● **THE PROBLEM**: From the records, pick out and copy each line containing "year".

Rows from a figure dataset
* * * * * * *

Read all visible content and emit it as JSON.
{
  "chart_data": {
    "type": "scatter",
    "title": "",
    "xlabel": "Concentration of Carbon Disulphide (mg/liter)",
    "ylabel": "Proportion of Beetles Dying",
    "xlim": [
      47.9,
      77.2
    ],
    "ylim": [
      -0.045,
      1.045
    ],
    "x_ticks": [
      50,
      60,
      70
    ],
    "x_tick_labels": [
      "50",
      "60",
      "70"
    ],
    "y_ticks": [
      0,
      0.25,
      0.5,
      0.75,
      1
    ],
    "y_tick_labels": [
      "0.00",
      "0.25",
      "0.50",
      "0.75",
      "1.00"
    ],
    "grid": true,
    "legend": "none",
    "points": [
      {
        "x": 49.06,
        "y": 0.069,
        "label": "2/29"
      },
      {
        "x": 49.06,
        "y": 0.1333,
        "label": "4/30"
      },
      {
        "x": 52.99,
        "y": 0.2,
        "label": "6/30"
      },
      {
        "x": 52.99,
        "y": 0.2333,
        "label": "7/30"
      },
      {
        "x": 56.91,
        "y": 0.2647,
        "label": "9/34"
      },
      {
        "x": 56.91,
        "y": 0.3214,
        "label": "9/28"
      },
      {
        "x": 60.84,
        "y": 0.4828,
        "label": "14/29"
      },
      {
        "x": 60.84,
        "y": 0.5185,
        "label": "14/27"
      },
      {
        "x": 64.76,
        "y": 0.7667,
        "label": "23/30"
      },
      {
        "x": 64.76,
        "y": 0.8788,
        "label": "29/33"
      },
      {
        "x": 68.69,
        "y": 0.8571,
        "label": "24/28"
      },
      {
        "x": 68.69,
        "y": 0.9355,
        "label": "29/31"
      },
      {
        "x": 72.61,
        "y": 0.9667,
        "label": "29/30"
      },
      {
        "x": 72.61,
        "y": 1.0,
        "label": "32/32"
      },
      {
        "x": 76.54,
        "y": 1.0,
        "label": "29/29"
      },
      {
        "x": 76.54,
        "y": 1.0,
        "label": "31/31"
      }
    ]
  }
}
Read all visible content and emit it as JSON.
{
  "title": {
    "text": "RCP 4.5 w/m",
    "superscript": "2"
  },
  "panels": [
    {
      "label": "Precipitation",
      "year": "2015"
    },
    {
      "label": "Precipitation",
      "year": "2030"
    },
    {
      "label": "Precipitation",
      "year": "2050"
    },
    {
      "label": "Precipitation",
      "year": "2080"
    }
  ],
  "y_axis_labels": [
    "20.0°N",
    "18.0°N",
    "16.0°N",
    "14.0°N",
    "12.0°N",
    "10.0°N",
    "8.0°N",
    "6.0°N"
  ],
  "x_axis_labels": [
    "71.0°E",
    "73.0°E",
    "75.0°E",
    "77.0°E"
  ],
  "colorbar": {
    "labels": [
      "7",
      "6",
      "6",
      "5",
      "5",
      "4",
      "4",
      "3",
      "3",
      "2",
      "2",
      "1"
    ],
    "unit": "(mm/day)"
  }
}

* * * * * * *

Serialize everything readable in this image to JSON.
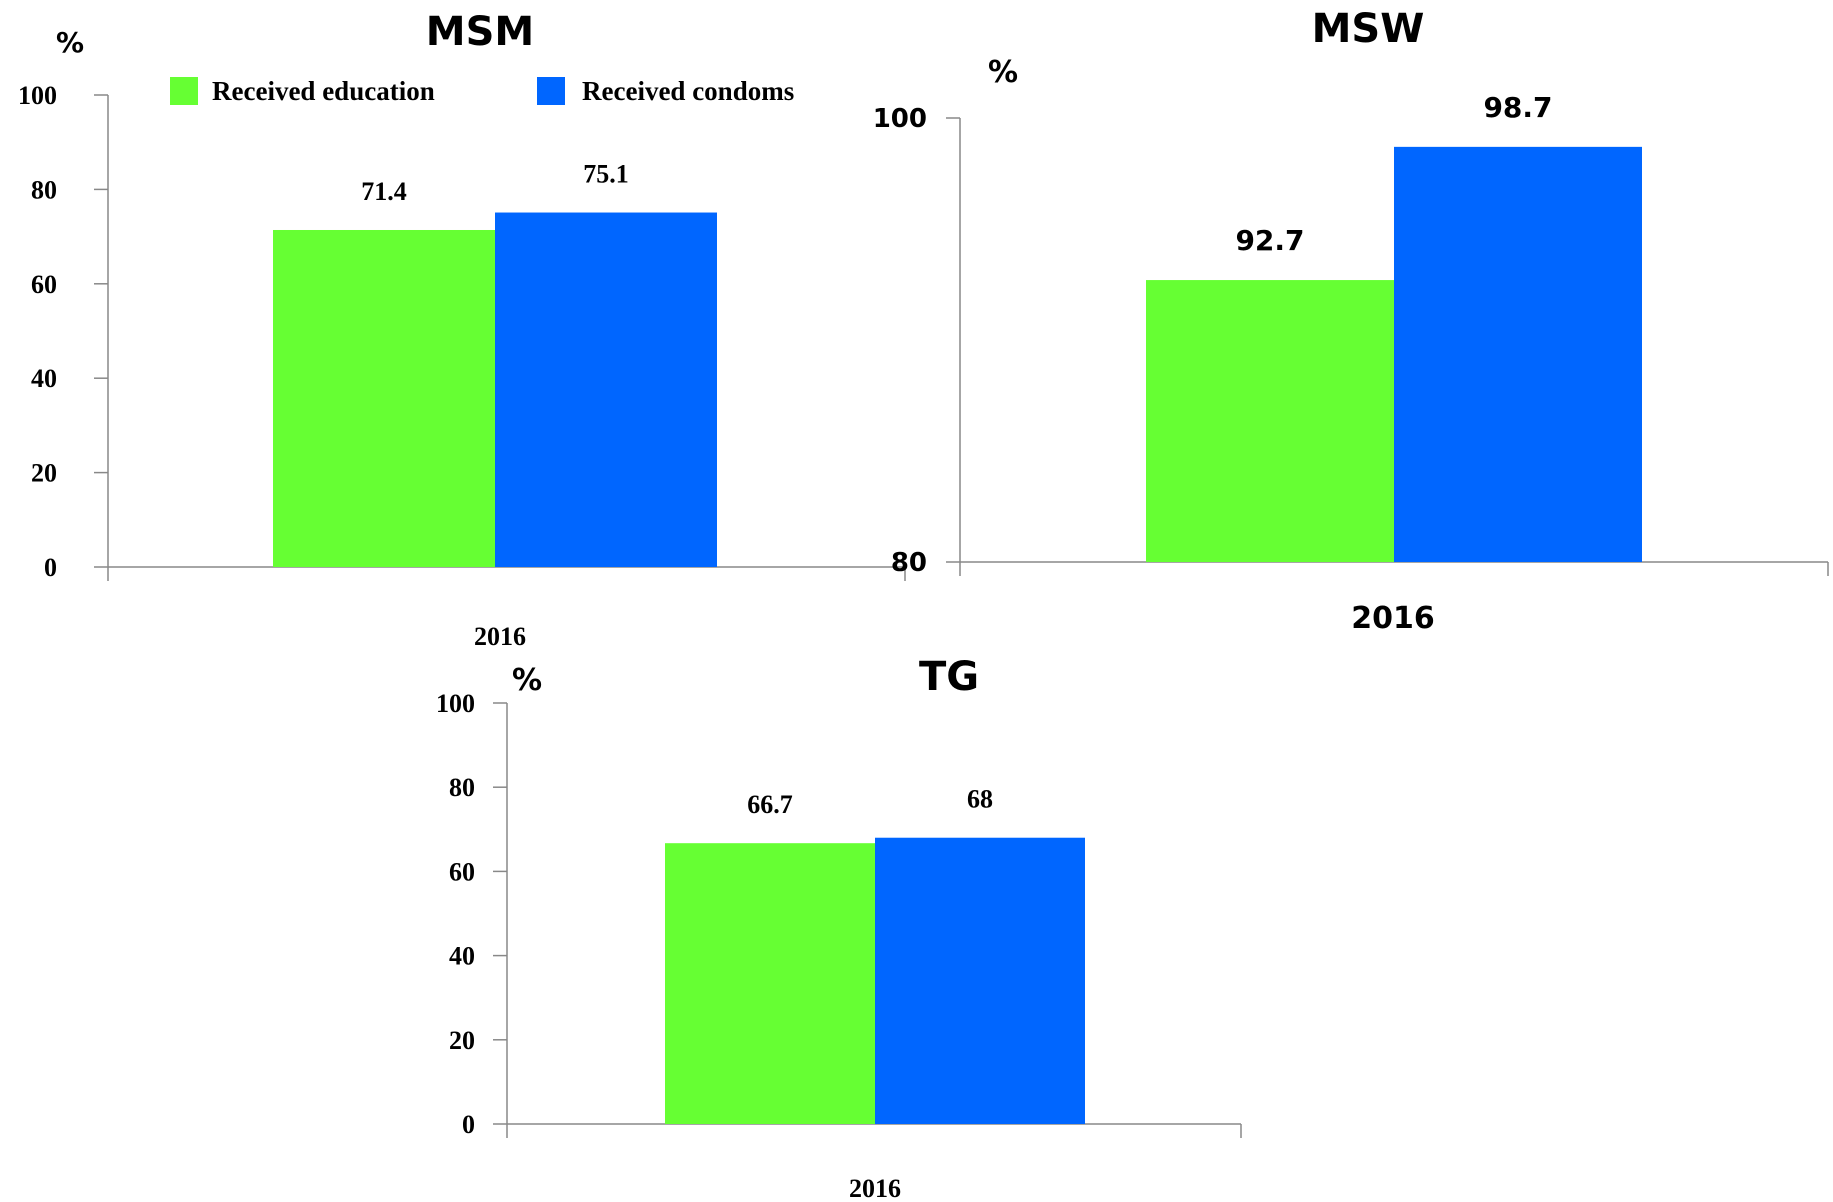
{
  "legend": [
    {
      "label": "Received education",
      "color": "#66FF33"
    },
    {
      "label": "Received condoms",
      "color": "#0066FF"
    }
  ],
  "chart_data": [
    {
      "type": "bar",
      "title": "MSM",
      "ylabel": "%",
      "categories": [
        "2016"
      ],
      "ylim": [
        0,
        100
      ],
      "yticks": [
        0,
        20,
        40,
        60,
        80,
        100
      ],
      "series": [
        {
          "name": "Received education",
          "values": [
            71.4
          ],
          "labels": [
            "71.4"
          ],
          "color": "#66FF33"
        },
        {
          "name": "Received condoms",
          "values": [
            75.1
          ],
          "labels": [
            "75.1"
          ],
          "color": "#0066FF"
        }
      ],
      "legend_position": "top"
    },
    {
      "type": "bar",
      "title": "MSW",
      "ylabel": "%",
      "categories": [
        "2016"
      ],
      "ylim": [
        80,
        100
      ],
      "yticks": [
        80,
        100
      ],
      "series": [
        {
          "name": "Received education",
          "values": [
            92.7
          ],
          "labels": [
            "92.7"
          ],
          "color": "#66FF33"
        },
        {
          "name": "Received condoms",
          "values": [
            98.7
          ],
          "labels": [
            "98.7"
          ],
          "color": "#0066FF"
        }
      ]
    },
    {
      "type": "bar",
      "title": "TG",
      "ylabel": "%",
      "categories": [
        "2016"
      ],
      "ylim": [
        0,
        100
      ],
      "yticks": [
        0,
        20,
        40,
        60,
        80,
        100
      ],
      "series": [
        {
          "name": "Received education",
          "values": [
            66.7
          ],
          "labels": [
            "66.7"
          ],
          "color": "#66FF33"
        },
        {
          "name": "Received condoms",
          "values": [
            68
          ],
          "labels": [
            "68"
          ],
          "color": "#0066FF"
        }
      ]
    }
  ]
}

* * * * * * *

● **EXERCISE RESPONSE**:
      "year": "2015"
      "year": "2030"
      "year": "2050"
      "year": "2080"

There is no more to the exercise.